▶ [STATED PROBLEM] Extract every line of the material that holds the string "предложения".

▶ [DATA SHOWN]
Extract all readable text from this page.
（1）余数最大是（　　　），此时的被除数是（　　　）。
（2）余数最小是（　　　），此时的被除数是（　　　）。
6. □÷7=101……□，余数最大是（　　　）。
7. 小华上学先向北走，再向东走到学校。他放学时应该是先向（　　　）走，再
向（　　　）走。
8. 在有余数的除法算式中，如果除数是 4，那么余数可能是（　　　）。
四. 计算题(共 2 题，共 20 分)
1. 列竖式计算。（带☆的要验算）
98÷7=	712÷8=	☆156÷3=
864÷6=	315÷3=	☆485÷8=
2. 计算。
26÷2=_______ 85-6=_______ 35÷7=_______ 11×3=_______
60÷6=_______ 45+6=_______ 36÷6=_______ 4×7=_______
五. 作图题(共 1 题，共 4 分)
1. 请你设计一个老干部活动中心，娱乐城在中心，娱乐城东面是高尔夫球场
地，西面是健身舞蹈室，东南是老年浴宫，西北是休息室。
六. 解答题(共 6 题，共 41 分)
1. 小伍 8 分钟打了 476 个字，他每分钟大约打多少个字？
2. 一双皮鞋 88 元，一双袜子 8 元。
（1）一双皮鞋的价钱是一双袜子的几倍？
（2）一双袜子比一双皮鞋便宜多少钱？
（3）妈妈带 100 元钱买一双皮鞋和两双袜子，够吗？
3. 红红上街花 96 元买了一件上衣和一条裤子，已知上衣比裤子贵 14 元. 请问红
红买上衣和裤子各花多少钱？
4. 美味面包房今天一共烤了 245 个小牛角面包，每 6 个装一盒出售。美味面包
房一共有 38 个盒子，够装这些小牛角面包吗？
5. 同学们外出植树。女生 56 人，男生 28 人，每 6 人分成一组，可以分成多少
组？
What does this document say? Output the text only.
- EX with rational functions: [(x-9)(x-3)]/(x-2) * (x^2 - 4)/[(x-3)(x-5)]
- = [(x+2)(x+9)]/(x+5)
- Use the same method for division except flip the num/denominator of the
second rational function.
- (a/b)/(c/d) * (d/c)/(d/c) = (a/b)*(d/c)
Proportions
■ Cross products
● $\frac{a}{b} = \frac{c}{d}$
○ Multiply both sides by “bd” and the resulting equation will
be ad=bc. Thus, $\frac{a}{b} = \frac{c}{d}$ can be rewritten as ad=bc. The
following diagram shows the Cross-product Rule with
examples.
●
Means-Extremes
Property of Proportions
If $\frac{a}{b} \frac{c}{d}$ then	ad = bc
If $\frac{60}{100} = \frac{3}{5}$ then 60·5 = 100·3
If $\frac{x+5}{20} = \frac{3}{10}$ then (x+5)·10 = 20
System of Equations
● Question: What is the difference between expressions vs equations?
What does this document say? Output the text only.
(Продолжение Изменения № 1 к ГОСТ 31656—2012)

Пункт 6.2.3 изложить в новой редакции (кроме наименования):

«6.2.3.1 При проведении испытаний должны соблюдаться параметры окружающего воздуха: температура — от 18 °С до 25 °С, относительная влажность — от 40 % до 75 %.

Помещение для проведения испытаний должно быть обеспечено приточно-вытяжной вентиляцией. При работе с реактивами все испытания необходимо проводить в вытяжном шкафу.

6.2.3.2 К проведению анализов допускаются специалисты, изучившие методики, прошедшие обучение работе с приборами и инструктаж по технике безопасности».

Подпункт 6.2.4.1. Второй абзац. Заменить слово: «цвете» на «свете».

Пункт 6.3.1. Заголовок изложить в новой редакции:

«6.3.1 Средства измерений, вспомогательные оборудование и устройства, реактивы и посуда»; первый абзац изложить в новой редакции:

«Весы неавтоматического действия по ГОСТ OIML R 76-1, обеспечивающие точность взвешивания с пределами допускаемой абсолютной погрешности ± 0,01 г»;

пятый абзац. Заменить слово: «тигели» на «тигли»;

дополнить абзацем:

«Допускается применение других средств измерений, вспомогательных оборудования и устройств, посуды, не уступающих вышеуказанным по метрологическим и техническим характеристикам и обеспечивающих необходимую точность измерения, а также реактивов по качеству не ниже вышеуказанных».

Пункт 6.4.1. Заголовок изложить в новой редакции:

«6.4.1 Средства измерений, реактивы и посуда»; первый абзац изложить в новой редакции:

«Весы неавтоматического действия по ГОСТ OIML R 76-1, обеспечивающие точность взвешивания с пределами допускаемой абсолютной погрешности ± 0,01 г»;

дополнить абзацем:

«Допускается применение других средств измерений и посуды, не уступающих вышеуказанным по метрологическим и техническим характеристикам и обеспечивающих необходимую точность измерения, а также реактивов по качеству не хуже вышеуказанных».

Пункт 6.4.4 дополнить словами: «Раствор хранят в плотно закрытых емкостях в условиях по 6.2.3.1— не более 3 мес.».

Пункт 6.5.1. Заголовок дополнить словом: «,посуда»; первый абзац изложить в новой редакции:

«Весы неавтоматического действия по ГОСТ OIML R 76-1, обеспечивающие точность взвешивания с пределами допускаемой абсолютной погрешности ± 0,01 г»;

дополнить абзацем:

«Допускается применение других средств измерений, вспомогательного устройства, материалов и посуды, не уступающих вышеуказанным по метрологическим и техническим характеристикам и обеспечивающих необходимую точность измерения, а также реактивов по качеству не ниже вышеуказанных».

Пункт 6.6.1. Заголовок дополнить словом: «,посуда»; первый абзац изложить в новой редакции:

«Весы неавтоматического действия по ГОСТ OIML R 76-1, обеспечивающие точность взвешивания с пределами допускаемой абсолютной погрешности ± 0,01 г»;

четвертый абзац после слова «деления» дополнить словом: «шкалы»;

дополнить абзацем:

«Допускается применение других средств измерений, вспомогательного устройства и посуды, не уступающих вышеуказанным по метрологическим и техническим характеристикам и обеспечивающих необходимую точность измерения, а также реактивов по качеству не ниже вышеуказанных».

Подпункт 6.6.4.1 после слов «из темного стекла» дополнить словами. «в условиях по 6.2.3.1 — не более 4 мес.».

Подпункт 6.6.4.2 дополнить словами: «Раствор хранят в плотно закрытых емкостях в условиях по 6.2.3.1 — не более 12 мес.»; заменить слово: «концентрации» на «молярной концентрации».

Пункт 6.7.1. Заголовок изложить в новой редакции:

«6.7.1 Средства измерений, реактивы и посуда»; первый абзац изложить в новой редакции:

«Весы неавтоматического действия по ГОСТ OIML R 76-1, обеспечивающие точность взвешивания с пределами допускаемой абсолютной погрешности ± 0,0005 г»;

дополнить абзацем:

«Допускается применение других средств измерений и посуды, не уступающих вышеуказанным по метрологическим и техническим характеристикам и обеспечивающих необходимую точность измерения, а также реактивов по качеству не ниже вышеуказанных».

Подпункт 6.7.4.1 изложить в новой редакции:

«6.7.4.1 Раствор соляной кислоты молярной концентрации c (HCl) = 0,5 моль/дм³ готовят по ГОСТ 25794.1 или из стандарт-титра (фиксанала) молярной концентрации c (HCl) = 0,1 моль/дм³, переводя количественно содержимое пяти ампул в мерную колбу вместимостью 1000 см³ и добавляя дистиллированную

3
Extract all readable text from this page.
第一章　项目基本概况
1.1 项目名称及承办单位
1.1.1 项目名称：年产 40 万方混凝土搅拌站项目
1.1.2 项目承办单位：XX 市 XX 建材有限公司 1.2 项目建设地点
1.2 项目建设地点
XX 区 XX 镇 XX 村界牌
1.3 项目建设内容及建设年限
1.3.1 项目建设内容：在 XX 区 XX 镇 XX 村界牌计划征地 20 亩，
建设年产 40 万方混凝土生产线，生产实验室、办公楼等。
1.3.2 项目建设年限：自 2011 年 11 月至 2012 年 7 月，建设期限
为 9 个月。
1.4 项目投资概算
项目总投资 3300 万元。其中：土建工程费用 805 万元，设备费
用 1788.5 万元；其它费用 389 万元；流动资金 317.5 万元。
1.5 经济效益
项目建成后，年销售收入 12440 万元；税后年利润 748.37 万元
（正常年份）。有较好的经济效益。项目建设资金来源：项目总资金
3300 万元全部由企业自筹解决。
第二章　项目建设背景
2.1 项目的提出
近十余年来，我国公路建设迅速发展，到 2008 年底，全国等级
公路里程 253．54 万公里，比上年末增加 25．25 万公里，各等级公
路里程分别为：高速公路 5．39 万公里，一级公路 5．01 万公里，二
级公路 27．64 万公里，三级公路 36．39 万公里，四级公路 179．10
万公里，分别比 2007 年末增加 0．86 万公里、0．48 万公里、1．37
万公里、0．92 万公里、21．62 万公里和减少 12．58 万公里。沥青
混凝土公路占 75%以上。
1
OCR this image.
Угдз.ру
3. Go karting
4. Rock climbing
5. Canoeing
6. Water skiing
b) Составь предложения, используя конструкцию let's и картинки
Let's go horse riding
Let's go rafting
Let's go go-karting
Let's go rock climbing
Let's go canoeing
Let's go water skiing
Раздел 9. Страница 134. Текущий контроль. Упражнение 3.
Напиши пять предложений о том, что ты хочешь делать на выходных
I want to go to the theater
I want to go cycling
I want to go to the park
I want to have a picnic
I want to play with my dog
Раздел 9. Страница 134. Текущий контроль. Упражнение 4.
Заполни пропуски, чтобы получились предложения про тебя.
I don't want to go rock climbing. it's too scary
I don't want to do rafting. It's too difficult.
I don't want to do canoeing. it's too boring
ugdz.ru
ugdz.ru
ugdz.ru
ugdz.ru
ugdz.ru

▶ [CORRECT ANSWER]
b) Составь предложения, используя конструкцию let's и картинки
Заполни пропуски, чтобы получились предложения про тебя.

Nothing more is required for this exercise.